_STATED GOAL_. Select the lines that hold the word "этаж" and copy each one.

_DATA SECTION_.
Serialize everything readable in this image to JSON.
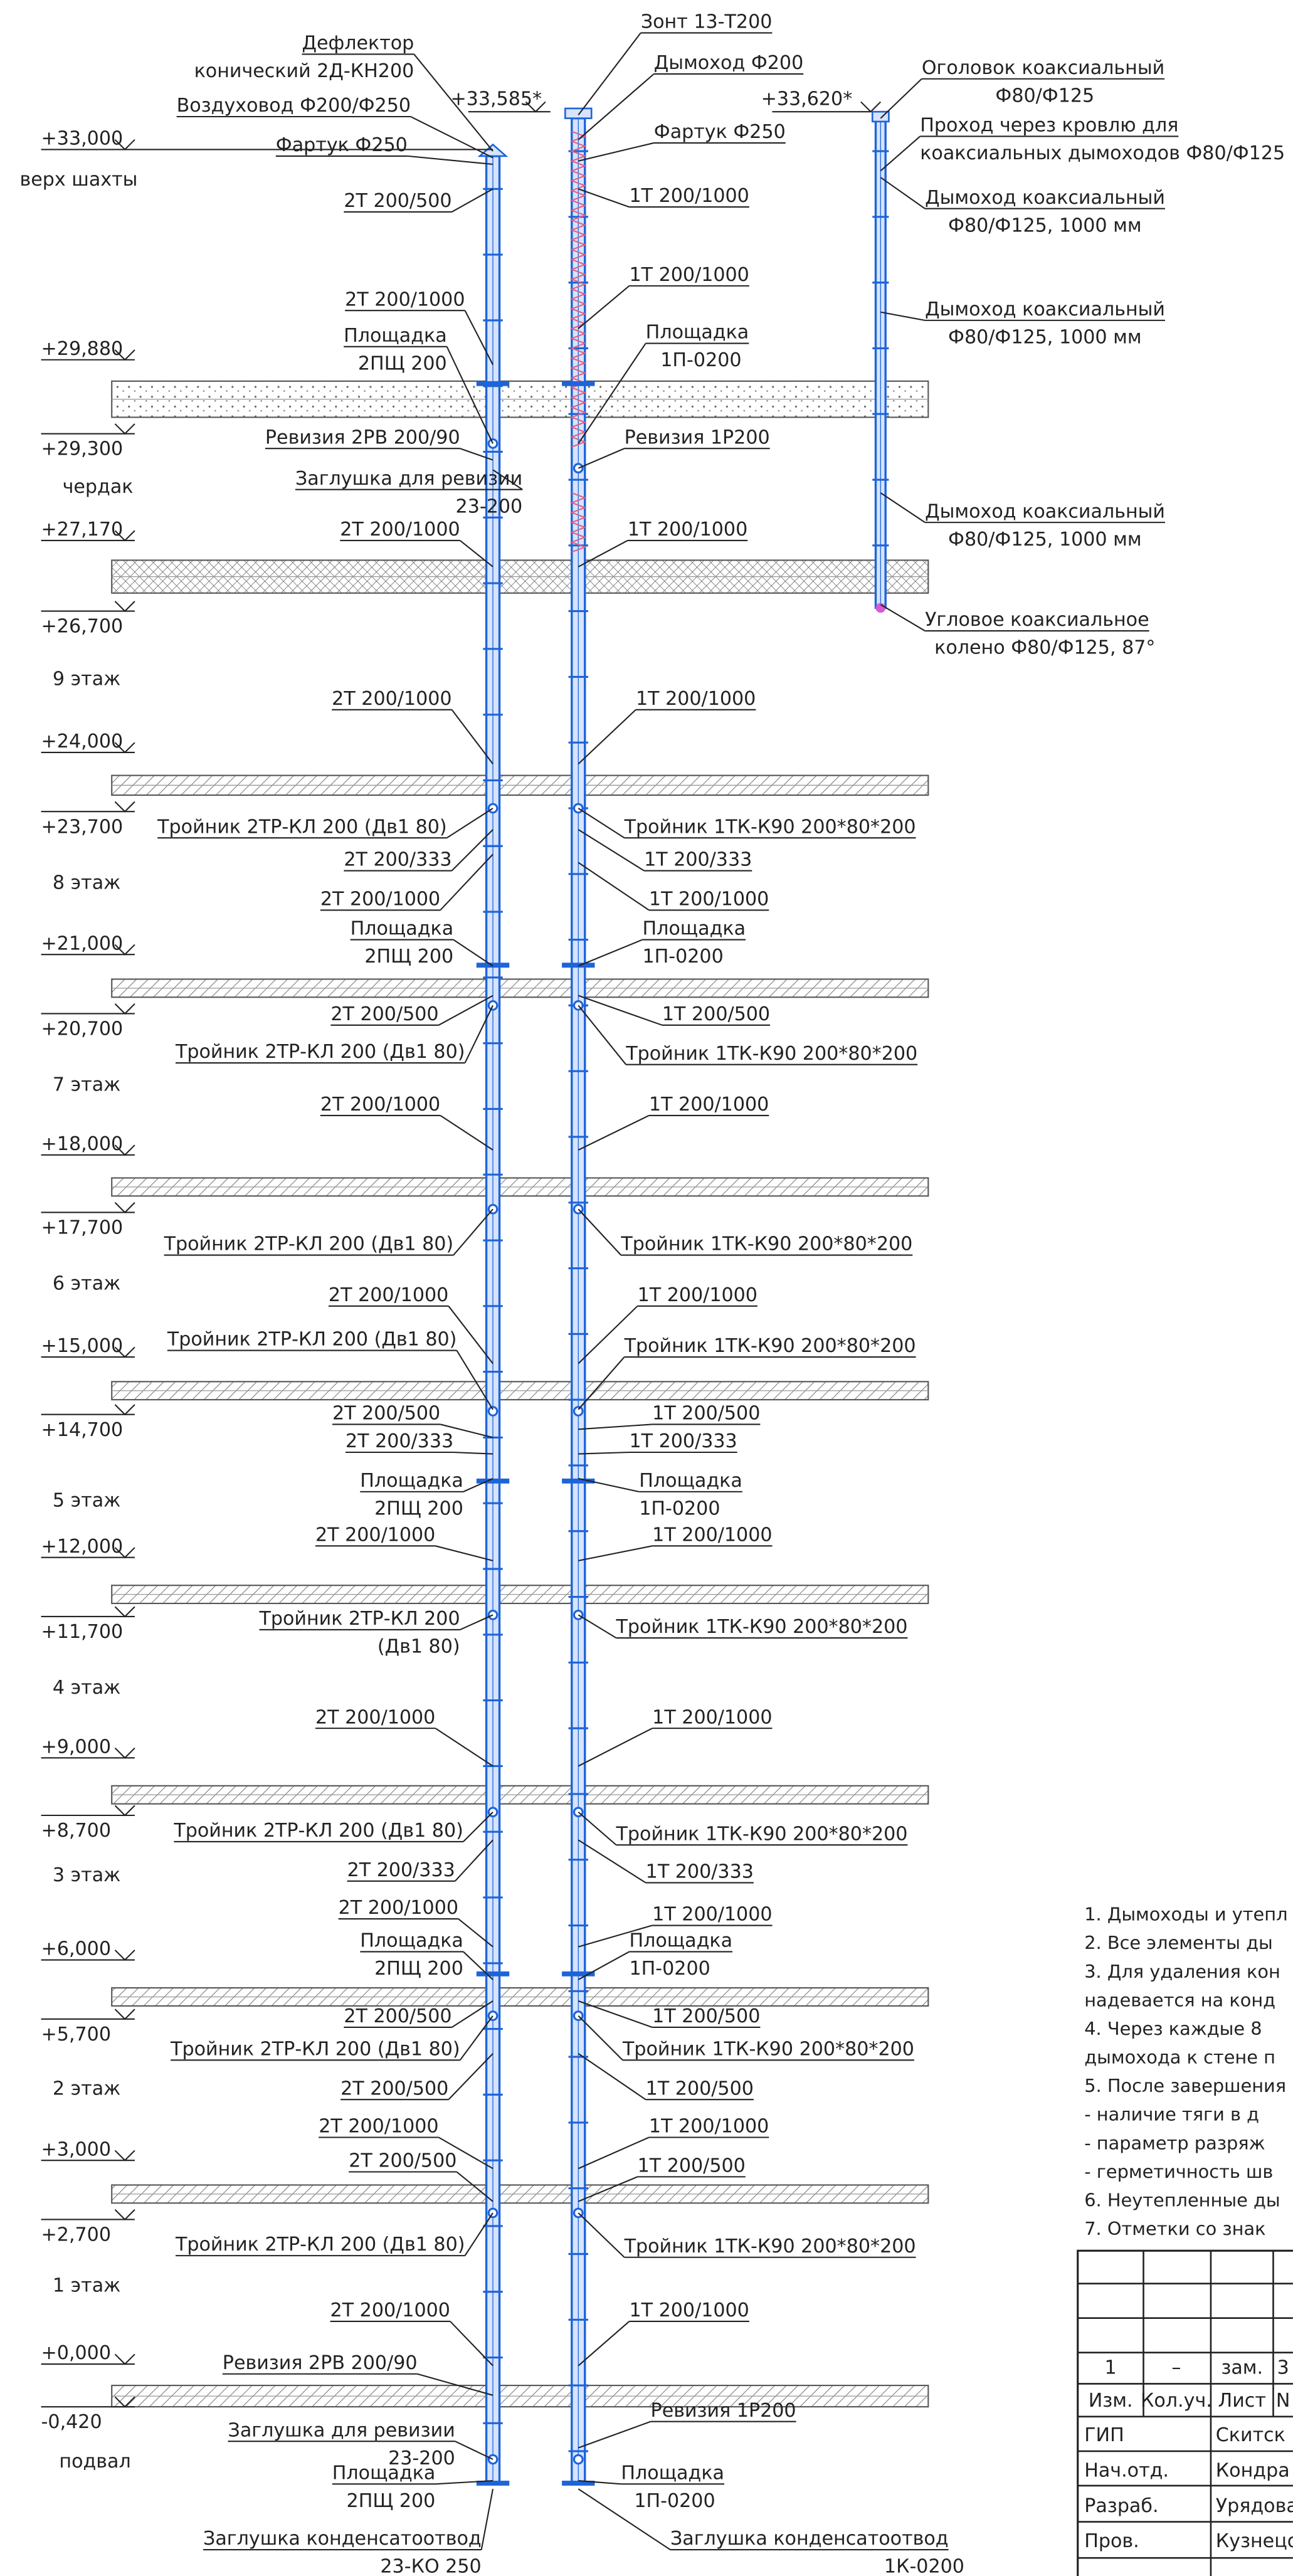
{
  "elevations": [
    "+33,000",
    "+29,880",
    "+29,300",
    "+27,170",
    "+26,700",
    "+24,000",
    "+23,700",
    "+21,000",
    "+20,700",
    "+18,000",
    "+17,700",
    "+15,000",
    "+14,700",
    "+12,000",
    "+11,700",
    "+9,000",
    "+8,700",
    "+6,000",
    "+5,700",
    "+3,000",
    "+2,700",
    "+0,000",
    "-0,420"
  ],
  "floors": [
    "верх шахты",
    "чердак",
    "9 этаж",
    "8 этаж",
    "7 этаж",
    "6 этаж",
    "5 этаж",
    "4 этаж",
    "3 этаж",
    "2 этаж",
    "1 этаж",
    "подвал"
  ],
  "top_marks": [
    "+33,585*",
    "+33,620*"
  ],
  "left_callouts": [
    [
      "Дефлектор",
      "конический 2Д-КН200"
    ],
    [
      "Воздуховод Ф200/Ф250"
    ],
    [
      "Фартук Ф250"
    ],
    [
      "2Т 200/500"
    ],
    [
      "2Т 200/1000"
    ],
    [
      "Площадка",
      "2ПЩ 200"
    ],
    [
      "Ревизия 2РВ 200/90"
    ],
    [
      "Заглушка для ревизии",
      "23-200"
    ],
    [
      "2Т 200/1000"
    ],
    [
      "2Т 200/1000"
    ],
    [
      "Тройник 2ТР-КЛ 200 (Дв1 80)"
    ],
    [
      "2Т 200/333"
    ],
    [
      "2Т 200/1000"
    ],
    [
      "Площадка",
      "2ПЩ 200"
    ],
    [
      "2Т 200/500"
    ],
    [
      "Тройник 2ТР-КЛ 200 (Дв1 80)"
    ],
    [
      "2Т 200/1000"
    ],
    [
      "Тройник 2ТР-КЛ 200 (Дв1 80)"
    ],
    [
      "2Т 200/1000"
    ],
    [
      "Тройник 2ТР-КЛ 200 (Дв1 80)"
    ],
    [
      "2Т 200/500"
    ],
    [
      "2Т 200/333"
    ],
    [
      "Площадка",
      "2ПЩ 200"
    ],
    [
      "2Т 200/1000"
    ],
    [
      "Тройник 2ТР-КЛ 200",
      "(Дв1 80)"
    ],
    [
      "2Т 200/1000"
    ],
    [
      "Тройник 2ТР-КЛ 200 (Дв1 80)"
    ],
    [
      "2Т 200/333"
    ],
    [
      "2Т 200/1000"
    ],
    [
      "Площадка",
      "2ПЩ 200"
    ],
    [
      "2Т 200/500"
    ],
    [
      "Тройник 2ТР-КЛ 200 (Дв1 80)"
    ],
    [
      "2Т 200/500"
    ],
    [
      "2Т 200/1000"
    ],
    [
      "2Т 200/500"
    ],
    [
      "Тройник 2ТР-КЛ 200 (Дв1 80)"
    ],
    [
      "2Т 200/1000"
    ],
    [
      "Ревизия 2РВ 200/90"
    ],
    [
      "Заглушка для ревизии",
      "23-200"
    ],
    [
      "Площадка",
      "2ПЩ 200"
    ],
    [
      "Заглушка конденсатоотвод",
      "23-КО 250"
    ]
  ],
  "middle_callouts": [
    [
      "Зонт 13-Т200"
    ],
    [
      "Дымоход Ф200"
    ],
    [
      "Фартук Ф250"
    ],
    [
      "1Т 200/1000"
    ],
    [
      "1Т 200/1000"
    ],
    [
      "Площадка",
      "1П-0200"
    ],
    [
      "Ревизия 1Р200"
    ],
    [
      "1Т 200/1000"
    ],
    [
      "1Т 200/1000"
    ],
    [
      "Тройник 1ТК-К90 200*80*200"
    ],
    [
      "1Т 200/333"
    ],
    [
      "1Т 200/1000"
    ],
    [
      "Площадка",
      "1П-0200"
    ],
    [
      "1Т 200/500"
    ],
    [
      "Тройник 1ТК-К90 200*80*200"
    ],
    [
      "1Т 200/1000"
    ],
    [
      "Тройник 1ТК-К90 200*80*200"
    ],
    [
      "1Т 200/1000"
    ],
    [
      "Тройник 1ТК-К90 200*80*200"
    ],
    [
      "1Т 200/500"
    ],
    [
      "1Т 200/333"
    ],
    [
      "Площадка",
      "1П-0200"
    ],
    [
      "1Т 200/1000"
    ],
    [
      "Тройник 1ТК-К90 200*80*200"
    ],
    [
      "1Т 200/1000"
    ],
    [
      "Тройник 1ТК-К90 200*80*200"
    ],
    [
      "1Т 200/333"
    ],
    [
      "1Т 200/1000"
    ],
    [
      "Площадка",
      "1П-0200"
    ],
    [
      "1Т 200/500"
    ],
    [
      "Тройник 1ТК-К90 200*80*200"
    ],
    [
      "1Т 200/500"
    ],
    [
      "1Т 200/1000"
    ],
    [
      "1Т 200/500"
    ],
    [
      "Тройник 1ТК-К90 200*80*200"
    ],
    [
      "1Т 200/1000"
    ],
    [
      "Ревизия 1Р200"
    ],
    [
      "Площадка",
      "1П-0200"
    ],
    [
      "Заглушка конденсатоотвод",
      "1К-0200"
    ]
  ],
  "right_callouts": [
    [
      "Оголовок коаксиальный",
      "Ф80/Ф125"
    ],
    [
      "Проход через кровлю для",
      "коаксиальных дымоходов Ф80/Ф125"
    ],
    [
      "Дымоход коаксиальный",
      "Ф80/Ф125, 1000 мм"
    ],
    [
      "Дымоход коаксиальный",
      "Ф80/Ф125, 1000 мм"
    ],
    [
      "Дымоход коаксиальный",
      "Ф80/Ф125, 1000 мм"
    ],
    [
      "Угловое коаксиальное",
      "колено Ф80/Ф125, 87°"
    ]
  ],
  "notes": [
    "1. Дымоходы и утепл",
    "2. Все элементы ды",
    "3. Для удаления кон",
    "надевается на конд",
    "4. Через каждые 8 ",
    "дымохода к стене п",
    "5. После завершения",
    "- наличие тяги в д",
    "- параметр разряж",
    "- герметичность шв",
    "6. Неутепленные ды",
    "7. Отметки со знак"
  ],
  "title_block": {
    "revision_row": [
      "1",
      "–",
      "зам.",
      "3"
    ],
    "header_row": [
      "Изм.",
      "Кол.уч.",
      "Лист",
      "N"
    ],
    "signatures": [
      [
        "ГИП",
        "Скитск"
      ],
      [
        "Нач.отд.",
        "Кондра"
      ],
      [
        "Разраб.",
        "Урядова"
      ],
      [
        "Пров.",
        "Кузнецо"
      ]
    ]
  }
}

...

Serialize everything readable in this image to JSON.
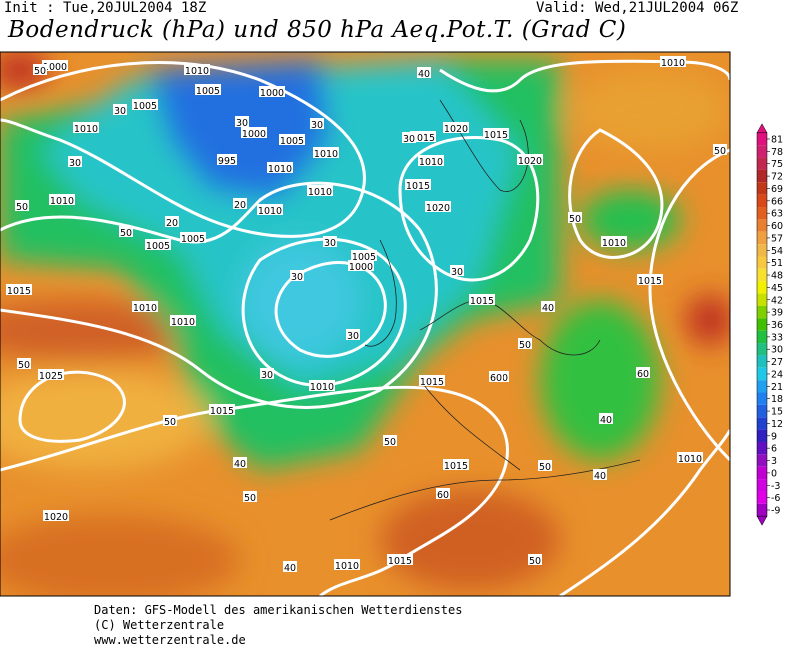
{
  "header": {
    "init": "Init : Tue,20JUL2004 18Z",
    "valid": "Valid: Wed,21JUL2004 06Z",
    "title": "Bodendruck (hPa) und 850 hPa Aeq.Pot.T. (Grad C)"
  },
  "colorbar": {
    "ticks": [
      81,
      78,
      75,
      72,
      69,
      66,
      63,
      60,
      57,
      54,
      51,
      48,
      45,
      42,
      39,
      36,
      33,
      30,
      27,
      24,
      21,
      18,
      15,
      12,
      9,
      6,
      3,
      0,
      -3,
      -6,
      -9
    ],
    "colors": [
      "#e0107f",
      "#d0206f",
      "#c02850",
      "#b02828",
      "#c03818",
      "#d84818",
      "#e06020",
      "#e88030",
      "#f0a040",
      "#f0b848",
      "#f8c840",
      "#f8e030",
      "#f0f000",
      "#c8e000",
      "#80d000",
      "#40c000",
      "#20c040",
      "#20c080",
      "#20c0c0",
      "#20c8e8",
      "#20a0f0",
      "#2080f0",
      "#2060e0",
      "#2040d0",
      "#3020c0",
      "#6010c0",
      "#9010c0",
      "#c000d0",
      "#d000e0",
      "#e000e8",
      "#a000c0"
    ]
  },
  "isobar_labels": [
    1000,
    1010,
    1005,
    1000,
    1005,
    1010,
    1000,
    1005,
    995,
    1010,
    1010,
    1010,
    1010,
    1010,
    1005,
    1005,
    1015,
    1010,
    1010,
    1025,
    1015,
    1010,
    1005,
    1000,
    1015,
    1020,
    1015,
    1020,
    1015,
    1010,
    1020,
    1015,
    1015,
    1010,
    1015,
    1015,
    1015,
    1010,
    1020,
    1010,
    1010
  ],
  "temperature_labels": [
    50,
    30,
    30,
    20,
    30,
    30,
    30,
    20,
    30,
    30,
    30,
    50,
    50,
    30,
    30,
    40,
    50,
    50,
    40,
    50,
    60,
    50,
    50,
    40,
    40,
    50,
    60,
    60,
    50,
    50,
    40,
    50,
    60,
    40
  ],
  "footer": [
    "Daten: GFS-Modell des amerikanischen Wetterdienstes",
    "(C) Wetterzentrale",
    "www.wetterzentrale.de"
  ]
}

* * *

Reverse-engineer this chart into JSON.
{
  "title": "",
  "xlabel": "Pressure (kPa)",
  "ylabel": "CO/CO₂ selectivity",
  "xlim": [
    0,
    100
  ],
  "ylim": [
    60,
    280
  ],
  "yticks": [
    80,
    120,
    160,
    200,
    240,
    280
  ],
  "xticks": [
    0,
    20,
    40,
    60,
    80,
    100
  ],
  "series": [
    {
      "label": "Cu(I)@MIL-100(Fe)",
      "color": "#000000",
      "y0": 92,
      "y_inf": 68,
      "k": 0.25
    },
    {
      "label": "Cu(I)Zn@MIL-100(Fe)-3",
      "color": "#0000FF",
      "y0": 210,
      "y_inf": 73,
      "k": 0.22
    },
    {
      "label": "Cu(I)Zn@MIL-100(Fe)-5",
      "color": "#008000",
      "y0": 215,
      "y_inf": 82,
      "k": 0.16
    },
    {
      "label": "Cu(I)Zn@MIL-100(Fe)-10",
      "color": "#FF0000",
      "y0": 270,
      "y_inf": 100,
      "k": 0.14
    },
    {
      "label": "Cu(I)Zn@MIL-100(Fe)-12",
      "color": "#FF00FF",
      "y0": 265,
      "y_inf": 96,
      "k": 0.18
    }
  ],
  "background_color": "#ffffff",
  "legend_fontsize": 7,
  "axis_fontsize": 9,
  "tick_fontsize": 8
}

_WRITTEN REPLY_.
    "9 этаж",
    "8 этаж",
    "7 этаж",
    "6 этаж",
    "5 этаж",
    "4 этаж",
    "3 этаж",
    "2 этаж",
    "1 этаж",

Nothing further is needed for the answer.